**ZADANIE DO WYKONANIA:** Kontynuuj artykuł o dopingu Roberta Karasia, zaczynając zaraz po jego ostatnim zdaniu.

**TEKST DO LEKTURY:**
______________________________

Robert Karaś kolejny raz przyłapany na dopingu

Robert Karaś kolejny raz przyłapany na dopingu

Dodano: 
Jazda na rowerze, zdjęcie ilustracyjne
Jazda na rowerze, zdjęcie ilustracyjne Źródło:Unsplash
Ultratriathlonista Robert Karaś kolejny raz miał pozytywny wynik testu dopingowego. W jego organizmie wykryto klomifen i drostanolon.

Pozytywny wynik przyszedł z laboratorium po zawodach Florida ANVIL Ultra Triathlon w Stanach Zjednoczonych. Tam Robert Karaś ustanowił nowy rekord świata. Pokonał trasę pięciokrotnego Ironmana w imponującym czasie 60 godz., 21 minut i 24 s.

Na swoim profilu na Instagramie sportowiec poinformował: "Otrzymałem informacje z USADA (Amerykańska Agencja Antydopingowa — dop. red.), że w moim organizmie nadal znajdują się pozostałości substancji, które wykryto u mnie po zawodach w Brazylii. Nie miałem możliwości przeprowadzenia badań antydopingowych przed ostatnim startem w USA. To niedozwolone" – czytamy.

Karaś twierdzi więc, że wykryte niedozwolone substancje to te same substancje, które doprowadziły do zawieszenia go na dwa lata przez federację IUTA (International Ultra Triathlon Association). Przypomnijmy, że w efekcie jego rekord świata na dystansie 10-krotnego Ironmana uzyskany w Rio De Janeiro został wymazany. On sam tłumaczył, że środki dopingowe brał w lutym 2023 r., przed swoją walką w freak fightowej federacji FAME MMA.

______________________________

**PREZENTOWANE DANE:**
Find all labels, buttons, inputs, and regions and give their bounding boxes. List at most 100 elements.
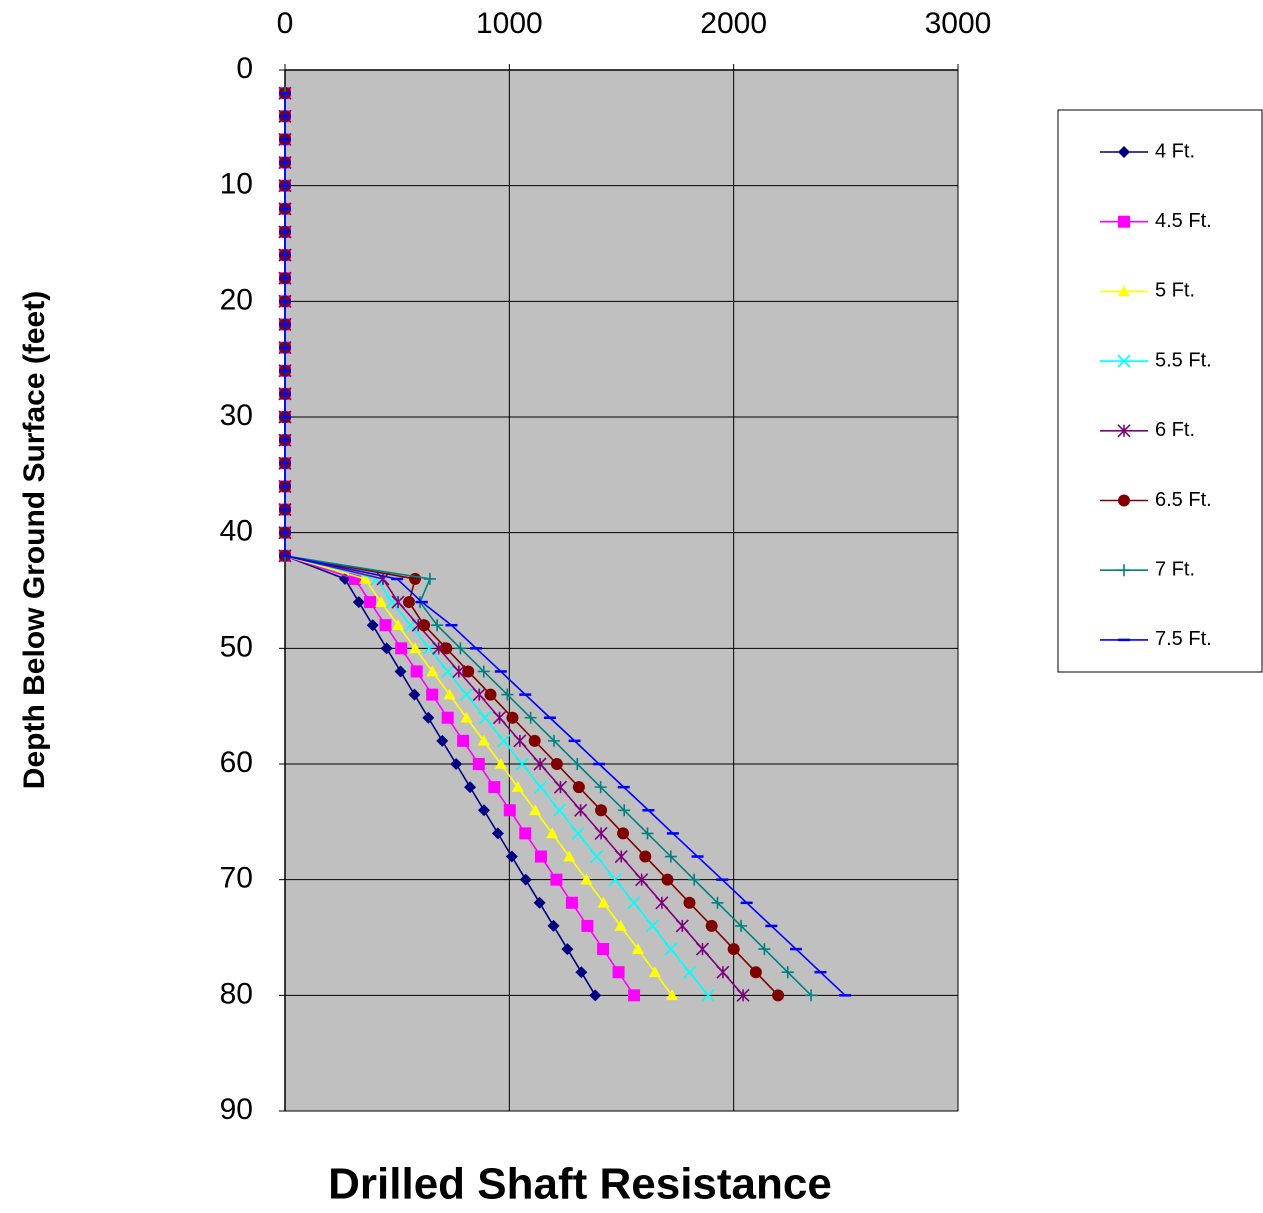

______________________________

**WYNIK ZADANIA:**
"Nie szukam wytłumaczeń"

"Niestety nadal mam w sobie pozostałości po tych substancjach. Nie wiem jeszcze, jakie konsekwencje formalne mnie czekają, ale nie to jest najważniejsze. Niech moja historia będzie przestrogą dla każdego sportowca, zwłaszcza dla ludzi młodych. Nie szukam wytłumaczeń, muszę teraz ponieść konsekwencje swojej głupoty i nieostrożności. Błąd popełniony 1,5 roku temu zostanie ze mną już na zawsze" – pisze teraz Robert Karaś wskazując, że nie ma na sumieniu niczego nowego.

Przed startem w USA zapewniał, że podda się surowym testom i będzie inaczej niż w przypadku Brazylii. – Chcę pobić aktualny rekord świata na dystansie 5 x Ironman i złamać barierę 60 godz. – zapowiadał Polak.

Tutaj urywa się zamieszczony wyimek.